# [Problem description]
Wherever the word "Ribonomika" turns up in a line of the entries, copy that line.

# [Available data]
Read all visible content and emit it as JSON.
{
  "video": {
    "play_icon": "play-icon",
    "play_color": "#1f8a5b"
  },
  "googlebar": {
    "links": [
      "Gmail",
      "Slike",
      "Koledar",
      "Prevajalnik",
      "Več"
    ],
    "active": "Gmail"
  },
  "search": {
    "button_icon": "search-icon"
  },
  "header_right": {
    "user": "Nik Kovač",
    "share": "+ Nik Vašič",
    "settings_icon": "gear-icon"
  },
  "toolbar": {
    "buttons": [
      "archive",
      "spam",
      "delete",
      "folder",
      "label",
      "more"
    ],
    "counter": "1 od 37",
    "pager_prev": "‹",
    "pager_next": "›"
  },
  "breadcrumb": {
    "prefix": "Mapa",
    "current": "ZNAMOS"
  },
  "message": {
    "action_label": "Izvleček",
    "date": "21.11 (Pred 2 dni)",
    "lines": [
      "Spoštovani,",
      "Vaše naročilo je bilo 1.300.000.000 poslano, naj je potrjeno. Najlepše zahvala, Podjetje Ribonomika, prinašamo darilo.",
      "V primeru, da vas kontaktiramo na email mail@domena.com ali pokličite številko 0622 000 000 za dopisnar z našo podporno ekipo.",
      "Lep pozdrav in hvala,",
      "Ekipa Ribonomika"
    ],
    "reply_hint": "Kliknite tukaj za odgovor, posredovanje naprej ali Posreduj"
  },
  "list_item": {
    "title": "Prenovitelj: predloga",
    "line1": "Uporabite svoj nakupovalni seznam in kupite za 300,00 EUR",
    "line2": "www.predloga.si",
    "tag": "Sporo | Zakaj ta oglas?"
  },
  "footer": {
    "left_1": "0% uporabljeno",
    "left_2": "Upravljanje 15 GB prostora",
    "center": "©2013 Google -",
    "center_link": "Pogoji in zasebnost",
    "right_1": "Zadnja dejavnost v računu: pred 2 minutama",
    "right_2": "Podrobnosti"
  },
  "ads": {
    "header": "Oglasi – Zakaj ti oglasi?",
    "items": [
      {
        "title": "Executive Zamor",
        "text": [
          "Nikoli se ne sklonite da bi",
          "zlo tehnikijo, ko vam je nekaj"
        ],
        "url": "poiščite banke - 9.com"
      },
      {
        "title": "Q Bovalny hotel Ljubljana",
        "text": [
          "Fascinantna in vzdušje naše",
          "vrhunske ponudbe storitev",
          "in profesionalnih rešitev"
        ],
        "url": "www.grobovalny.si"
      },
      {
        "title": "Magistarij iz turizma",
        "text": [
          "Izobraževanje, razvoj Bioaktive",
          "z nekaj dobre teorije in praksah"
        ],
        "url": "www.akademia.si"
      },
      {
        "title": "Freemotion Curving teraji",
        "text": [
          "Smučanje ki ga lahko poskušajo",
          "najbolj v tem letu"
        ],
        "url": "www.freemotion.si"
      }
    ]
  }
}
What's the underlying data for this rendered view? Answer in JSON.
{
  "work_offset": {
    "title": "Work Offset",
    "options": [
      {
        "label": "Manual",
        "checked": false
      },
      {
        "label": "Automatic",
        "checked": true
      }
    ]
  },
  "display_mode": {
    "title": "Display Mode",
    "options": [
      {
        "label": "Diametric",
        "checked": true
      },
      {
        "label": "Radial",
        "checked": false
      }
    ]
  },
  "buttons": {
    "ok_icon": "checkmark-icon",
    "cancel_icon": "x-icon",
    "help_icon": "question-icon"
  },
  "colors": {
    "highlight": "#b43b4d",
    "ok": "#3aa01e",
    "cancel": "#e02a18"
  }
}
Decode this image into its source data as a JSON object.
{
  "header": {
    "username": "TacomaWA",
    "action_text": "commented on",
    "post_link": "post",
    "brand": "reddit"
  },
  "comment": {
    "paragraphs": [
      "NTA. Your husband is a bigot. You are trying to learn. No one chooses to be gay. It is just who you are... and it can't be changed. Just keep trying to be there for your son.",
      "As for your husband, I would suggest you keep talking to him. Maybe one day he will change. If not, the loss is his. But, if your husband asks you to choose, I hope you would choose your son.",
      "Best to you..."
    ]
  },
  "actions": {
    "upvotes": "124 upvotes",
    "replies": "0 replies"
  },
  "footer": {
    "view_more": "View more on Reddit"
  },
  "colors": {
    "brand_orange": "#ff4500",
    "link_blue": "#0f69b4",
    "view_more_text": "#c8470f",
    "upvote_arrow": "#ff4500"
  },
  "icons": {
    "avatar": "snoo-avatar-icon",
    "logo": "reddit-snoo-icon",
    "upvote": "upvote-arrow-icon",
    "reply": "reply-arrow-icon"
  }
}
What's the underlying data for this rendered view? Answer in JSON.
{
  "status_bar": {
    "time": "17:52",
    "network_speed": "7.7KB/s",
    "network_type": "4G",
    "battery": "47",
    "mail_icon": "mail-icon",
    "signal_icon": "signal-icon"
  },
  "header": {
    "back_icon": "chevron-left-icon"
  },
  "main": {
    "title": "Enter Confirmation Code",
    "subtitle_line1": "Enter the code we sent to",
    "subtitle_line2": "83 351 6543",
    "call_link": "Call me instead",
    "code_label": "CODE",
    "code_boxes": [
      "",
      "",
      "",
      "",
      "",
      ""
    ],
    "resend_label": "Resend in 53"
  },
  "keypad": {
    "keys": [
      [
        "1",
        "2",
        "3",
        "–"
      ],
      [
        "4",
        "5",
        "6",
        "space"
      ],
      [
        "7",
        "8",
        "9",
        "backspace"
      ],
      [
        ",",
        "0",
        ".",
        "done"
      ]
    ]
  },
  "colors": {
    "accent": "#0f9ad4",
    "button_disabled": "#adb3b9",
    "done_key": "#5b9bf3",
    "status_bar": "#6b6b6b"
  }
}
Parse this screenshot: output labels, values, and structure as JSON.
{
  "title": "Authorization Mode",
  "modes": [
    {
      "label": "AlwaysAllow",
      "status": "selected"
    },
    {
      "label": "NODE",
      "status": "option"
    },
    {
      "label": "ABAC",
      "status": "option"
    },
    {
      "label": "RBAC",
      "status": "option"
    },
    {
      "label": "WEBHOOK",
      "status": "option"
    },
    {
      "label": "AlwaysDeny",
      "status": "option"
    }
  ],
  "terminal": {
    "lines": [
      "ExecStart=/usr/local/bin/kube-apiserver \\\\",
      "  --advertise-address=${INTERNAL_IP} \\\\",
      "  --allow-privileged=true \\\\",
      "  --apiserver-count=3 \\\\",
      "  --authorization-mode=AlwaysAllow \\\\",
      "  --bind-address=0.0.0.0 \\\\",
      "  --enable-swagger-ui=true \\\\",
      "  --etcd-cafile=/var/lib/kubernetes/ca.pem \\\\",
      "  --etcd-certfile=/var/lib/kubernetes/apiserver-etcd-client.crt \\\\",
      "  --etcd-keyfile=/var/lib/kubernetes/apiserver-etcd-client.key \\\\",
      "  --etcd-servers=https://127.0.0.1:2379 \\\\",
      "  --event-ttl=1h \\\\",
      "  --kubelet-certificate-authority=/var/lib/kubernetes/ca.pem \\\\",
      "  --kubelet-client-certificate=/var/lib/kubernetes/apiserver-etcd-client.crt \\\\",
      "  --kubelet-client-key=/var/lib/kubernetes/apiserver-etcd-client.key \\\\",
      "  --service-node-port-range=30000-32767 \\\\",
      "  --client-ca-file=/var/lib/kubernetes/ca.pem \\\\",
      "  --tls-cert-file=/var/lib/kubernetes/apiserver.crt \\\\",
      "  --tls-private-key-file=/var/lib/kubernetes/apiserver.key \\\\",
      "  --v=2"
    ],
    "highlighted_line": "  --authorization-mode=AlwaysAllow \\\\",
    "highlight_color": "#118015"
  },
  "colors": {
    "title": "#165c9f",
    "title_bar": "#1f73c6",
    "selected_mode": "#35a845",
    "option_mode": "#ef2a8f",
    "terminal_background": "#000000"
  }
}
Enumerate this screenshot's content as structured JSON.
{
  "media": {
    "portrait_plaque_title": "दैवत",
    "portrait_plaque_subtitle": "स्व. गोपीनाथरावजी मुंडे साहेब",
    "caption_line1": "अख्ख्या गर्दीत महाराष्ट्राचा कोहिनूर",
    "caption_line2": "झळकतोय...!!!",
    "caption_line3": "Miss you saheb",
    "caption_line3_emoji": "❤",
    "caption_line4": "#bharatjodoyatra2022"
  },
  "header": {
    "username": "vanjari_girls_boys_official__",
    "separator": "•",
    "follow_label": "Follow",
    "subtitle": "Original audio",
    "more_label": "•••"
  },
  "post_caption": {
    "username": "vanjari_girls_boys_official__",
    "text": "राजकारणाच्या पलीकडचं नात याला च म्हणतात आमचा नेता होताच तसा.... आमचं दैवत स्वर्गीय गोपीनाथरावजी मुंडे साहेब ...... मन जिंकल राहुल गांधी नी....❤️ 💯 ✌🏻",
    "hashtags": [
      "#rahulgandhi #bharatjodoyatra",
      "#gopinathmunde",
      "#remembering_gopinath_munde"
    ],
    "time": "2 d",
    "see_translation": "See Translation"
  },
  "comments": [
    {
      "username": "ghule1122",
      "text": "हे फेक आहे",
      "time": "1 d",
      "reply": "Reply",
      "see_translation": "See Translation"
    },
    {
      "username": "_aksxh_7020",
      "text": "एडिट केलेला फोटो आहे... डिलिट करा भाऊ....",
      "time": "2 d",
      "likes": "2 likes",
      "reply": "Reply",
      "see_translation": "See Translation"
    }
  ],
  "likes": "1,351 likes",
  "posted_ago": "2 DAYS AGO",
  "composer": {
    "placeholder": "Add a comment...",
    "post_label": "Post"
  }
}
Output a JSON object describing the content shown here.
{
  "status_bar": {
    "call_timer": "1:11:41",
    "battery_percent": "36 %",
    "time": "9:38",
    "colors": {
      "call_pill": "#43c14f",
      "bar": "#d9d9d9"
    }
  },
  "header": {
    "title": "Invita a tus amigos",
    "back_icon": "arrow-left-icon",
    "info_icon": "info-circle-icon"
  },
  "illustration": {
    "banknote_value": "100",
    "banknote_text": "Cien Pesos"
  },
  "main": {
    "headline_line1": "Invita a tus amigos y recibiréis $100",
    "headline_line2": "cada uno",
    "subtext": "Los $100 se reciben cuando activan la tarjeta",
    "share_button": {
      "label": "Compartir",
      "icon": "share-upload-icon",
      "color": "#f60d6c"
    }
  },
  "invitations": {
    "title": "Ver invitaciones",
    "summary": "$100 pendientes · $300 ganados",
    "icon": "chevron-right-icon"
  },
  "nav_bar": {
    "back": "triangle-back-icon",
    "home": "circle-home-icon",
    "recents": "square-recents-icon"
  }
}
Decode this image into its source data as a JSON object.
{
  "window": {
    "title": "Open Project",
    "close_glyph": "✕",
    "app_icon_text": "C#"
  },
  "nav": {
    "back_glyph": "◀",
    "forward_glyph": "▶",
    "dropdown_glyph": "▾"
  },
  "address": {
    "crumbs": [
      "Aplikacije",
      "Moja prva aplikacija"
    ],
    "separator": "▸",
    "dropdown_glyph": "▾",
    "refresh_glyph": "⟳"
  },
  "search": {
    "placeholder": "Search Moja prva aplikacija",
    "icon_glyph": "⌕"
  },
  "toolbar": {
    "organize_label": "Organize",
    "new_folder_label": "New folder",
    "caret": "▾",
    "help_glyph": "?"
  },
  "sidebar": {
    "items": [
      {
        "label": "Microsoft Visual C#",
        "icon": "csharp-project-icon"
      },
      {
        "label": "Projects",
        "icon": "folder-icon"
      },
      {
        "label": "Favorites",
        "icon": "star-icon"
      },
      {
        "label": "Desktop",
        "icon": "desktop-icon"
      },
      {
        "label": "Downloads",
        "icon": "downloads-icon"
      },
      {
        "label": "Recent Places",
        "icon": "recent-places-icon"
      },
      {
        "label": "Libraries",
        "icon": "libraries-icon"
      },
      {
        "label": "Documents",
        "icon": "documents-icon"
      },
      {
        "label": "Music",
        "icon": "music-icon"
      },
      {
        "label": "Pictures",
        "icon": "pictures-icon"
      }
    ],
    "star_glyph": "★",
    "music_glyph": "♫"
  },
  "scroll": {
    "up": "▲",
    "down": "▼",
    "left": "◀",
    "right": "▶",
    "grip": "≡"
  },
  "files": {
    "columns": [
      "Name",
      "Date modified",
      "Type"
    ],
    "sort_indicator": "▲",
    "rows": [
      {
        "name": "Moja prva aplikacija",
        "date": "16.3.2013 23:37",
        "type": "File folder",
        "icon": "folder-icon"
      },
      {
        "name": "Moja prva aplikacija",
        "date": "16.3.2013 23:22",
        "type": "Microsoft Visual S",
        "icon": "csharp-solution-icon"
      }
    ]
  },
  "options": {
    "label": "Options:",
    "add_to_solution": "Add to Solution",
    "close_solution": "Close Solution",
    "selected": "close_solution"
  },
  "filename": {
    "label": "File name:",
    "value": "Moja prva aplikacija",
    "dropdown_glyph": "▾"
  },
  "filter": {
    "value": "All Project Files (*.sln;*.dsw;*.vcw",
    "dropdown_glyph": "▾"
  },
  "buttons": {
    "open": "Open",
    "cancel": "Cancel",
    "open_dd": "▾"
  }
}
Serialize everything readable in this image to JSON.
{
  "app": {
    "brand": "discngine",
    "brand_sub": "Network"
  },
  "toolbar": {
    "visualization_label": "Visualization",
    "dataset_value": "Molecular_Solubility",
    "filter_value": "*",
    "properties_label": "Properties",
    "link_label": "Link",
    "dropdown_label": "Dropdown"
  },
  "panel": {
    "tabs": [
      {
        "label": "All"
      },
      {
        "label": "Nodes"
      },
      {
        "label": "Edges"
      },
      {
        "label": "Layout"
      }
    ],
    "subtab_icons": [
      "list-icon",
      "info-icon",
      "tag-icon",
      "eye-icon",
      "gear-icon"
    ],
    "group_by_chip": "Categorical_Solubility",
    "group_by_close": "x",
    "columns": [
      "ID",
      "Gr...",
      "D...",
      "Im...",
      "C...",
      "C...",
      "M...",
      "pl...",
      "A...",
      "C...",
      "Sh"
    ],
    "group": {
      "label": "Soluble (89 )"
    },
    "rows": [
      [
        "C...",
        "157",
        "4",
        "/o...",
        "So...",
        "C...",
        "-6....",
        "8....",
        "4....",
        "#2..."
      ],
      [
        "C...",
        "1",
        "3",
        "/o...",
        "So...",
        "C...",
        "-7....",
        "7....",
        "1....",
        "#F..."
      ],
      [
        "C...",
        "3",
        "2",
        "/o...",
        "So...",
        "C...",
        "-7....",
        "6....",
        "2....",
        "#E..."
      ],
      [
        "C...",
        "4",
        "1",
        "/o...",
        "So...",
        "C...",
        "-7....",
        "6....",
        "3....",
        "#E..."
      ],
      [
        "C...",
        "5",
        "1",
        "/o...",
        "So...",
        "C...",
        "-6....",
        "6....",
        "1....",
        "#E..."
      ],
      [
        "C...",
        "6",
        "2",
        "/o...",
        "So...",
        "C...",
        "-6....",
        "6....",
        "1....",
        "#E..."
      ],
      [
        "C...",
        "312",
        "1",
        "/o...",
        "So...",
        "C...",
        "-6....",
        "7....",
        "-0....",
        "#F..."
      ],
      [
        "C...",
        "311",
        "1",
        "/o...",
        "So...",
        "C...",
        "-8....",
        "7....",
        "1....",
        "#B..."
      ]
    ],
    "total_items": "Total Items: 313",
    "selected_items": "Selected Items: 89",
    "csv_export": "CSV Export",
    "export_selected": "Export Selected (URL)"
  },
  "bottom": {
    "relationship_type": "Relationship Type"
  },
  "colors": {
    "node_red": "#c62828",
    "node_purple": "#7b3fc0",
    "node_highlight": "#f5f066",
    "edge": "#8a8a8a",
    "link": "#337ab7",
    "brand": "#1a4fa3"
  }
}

# [Full response]
      "Vaše naročilo je bilo 1.300.000.000 poslano, naj je potrjeno. Najlepše zahvala, Podjetje Ribonomika, prinašamo darilo.",
      "Ekipa Ribonomika"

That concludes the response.